> _WHAT TO WORK ON_:
Repeat every line of the material, character for character.

> _STORED DATA_:
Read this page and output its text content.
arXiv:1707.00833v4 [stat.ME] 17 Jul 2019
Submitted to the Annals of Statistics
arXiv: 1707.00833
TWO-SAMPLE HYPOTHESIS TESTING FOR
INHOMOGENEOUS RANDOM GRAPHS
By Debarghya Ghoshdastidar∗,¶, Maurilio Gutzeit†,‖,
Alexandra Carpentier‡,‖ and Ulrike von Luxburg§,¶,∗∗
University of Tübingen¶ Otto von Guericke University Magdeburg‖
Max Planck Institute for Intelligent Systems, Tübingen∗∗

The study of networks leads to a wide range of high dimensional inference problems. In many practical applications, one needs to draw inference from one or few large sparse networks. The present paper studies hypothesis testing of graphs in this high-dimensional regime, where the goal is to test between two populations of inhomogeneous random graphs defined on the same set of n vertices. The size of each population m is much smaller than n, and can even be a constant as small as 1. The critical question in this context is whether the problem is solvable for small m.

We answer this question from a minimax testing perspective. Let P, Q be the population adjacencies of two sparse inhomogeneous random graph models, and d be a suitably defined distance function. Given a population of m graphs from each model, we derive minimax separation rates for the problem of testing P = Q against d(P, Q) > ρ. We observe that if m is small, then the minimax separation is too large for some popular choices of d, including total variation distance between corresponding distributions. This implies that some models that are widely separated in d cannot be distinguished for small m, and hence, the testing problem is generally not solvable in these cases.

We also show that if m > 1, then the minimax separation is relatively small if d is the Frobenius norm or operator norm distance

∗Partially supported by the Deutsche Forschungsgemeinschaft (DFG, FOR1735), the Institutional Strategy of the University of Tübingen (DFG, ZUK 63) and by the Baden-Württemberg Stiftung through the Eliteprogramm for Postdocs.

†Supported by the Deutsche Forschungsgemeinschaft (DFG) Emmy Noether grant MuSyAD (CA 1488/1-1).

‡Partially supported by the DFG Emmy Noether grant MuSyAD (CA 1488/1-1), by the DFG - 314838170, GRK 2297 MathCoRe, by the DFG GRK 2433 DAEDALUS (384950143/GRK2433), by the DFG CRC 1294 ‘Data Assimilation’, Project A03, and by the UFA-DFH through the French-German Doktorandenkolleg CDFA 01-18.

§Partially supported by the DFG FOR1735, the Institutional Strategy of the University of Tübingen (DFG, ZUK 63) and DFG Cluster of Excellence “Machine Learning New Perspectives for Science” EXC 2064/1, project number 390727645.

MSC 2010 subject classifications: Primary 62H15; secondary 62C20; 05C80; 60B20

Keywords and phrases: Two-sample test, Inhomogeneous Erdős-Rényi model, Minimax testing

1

> _RESULT BELOW_:
Read this page and output its text content.
arXiv:1707.00833v4 [stat.ME] 17 Jul 2019
Submitted to the Annals of Statistics
arXiv: 1707.00833
TWO-SAMPLE HYPOTHESIS TESTING FOR
INHOMOGENEOUS RANDOM GRAPHS
By Debarghya Ghoshdastidar∗,¶, Maurilio Gutzeit†,‖,
Alexandra Carpentier‡,‖ and Ulrike von Luxburg§,¶,∗∗
University of Tübingen¶ Otto von Guericke University Magdeburg‖
Max Planck Institute for Intelligent Systems, Tübingen∗∗

The study of networks leads to a wide range of high dimensional inference problems. In many practical applications, one needs to draw inference from one or few large sparse networks. The present paper studies hypothesis testing of graphs in this high-dimensional regime, where the goal is to test between two populations of inhomogeneous random graphs defined on the same set of n vertices. The size of each population m is much smaller than n, and can even be a constant as small as 1. The critical question in this context is whether the problem is solvable for small m.

We answer this question from a minimax testing perspective. Let P, Q be the population adjacencies of two sparse inhomogeneous random graph models, and d be a suitably defined distance function. Given a population of m graphs from each model, we derive minimax separation rates for the problem of testing P = Q against d(P, Q) > ρ. We observe that if m is small, then the minimax separation is too large for some popular choices of d, including total variation distance between corresponding distributions. This implies that some models that are widely separated in d cannot be distinguished for small m, and hence, the testing problem is generally not solvable in these cases.

We also show that if m > 1, then the minimax separation is relatively small if d is the Frobenius norm or operator norm distance

∗Partially supported by the Deutsche Forschungsgemeinschaft (DFG, FOR1735), the Institutional Strategy of the University of Tübingen (DFG, ZUK 63) and by the Baden-Württemberg Stiftung through the Eliteprogramm for Postdocs.

†Supported by the Deutsche Forschungsgemeinschaft (DFG) Emmy Noether grant MuSyAD (CA 1488/1-1).

‡Partially supported by the DFG Emmy Noether grant MuSyAD (CA 1488/1-1), by the DFG - 314838170, GRK 2297 MathCoRe, by the DFG GRK 2433 DAEDALUS (384950143/GRK2433), by the DFG CRC 1294 ‘Data Assimilation’, Project A03, and by the UFA-DFH through the French-German Doktorandenkolleg CDFA 01-18.

§Partially supported by the DFG FOR1735, the Institutional Strategy of the University of Tübingen (DFG, ZUK 63) and DFG Cluster of Excellence “Machine Learning New Perspectives for Science” EXC 2064/1, project number 390727645.

MSC 2010 subject classifications: Primary 62H15; secondary 62C20; 05C80; 60B20

Keywords and phrases: Two-sample test, Inhomogeneous Erdős-Rényi model, Minimax testing

1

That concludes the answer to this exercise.